— Request —
Count lines holding the word "legend". Only the number is wanted.

— Data for processing —
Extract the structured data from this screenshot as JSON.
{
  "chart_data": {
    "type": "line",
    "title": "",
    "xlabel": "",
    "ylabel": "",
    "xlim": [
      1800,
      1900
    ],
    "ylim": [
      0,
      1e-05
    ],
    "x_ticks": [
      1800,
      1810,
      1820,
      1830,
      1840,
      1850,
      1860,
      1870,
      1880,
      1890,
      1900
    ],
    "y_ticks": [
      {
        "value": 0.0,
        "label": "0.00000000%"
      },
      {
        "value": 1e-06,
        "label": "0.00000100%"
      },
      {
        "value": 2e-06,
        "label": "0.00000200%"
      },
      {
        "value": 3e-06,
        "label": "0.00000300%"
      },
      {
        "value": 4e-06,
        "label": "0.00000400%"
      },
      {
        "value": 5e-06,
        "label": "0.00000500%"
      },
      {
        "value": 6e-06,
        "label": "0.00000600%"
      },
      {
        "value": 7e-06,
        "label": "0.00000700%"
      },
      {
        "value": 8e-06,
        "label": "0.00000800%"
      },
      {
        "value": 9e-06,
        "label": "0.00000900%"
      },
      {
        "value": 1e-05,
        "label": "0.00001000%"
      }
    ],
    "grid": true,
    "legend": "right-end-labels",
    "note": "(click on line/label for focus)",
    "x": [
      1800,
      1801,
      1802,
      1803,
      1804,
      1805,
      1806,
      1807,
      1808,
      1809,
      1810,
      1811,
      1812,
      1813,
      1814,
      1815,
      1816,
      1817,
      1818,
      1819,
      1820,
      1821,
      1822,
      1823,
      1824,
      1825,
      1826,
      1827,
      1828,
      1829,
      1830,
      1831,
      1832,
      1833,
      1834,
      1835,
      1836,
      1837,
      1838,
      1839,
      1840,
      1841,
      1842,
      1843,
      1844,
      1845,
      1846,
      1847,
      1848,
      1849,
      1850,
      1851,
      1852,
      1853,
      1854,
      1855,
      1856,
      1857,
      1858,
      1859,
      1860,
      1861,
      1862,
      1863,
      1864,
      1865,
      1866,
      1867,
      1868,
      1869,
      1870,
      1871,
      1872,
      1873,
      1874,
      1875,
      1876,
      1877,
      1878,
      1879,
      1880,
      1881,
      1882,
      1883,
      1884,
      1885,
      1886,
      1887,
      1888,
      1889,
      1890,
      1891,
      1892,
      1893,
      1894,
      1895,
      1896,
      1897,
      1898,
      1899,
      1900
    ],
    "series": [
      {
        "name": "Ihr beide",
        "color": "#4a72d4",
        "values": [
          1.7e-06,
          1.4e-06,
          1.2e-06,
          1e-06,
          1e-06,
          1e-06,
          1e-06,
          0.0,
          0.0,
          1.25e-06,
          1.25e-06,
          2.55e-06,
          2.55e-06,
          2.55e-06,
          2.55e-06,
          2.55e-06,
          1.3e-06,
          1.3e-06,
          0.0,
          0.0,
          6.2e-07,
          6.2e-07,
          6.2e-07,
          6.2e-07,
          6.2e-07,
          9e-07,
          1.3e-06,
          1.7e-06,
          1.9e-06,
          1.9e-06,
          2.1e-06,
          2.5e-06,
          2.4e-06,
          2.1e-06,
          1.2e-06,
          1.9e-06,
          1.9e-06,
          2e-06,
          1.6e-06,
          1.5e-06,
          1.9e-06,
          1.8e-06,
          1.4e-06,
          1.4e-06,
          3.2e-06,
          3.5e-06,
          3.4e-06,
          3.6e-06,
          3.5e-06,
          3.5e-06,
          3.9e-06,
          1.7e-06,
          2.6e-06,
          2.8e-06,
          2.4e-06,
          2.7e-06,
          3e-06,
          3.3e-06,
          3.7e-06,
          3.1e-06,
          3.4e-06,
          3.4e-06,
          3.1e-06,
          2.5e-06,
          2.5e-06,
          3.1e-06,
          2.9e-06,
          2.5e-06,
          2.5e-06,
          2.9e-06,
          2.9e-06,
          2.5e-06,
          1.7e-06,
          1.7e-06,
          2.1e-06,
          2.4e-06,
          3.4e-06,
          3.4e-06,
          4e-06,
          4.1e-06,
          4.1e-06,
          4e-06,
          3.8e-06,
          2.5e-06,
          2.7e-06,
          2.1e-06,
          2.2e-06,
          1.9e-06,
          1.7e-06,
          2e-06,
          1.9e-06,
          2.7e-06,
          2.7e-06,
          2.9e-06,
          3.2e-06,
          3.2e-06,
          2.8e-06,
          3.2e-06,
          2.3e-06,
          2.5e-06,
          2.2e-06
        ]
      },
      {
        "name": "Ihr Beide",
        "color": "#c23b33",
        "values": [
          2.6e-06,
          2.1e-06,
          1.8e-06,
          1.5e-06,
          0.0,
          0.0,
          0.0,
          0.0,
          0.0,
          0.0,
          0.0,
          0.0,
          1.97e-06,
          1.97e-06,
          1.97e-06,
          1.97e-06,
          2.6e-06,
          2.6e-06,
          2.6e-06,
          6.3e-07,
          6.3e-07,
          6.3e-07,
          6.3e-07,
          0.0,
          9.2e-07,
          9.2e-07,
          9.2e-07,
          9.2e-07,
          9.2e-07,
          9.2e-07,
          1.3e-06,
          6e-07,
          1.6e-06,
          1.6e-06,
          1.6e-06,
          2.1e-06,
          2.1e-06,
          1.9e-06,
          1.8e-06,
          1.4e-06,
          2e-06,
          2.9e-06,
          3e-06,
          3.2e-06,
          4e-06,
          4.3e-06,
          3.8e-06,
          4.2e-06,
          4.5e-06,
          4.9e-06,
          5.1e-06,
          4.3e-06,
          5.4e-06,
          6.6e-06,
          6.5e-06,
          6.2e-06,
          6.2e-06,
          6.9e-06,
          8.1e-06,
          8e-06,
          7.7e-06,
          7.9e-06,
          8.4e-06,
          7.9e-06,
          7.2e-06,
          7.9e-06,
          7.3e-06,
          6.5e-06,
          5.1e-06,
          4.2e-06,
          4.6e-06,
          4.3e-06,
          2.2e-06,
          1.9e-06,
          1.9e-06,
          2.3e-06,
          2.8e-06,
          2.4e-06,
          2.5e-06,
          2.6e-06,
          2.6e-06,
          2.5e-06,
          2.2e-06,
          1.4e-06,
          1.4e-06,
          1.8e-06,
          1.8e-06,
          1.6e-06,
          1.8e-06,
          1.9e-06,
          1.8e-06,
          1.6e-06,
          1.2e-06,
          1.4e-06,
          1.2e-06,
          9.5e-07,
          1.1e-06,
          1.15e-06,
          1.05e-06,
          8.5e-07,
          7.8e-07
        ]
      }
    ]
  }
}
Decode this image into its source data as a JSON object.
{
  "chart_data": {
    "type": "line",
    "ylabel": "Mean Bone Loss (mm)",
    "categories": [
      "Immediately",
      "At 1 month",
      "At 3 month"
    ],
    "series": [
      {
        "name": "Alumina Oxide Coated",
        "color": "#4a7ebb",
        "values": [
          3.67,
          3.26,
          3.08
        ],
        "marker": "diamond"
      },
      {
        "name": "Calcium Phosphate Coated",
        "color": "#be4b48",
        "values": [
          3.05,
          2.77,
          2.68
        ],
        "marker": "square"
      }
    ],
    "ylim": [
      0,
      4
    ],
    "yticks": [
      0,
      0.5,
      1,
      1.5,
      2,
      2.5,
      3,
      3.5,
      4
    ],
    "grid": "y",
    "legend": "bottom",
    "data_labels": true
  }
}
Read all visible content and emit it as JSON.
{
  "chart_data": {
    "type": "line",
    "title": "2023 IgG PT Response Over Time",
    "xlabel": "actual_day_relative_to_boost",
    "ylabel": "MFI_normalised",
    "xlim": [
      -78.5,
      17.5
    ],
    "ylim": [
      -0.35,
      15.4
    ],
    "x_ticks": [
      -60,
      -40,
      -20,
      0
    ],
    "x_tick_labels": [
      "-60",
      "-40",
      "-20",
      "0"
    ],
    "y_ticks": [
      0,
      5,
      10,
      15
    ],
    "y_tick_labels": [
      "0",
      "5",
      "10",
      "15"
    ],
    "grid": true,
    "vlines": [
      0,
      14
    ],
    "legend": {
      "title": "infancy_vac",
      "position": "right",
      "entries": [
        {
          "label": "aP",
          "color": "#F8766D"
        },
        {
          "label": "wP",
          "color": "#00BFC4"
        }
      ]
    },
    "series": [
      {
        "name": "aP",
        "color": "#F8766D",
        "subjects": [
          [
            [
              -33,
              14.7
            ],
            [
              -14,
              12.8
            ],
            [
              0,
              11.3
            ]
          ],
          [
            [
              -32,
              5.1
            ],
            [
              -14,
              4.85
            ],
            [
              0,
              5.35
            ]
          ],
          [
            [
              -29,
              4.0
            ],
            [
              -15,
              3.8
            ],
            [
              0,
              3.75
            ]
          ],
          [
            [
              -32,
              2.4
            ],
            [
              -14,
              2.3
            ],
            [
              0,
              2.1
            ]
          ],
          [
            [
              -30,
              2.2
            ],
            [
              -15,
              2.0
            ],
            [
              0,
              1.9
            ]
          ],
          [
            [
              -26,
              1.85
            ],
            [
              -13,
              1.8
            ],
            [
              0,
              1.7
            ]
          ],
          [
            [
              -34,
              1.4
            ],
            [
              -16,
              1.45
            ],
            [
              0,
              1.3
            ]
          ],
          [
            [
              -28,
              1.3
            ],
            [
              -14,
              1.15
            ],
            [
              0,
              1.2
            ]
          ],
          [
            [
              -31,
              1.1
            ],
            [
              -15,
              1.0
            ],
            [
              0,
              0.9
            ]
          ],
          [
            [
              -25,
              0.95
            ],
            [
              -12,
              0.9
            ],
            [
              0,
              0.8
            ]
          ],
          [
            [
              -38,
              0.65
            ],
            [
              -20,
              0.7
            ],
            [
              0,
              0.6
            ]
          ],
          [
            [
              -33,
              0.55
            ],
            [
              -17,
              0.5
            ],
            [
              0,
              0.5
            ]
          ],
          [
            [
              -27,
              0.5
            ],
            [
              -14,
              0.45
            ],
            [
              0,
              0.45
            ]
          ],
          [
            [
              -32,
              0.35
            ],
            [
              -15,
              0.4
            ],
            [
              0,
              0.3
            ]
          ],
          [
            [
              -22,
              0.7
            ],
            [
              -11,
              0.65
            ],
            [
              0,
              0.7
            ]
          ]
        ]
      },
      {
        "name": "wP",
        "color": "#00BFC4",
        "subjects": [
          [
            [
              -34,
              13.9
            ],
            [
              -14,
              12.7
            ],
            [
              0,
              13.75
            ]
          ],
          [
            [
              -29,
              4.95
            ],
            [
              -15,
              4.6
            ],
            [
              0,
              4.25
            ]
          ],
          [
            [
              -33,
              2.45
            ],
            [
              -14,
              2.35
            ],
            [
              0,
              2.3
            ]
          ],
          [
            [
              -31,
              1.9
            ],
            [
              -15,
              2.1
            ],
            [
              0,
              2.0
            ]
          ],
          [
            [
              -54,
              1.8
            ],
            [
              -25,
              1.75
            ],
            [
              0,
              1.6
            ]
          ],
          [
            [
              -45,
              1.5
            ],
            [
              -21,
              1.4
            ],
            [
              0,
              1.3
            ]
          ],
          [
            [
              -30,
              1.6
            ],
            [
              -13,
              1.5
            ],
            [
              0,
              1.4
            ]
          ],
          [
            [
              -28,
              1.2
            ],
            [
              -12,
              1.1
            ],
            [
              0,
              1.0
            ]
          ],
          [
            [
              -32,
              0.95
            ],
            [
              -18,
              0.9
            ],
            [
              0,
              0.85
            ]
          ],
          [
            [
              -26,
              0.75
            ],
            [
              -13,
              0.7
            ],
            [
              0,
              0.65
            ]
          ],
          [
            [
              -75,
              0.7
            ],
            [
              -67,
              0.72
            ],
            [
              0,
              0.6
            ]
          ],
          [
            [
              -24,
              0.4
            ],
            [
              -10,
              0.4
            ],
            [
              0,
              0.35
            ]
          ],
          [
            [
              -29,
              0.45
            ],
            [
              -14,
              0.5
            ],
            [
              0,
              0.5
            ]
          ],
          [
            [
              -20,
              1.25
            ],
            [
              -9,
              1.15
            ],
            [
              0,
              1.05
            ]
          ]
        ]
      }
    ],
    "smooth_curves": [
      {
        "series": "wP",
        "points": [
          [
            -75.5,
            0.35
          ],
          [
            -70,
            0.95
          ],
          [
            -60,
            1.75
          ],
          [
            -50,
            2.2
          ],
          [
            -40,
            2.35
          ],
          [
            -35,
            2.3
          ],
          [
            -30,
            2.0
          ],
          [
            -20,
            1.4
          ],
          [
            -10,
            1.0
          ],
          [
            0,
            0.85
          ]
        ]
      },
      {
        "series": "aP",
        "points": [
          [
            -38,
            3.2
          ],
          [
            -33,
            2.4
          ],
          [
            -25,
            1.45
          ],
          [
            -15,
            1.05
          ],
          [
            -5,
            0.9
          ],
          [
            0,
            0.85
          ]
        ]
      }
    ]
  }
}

— Task answer —
3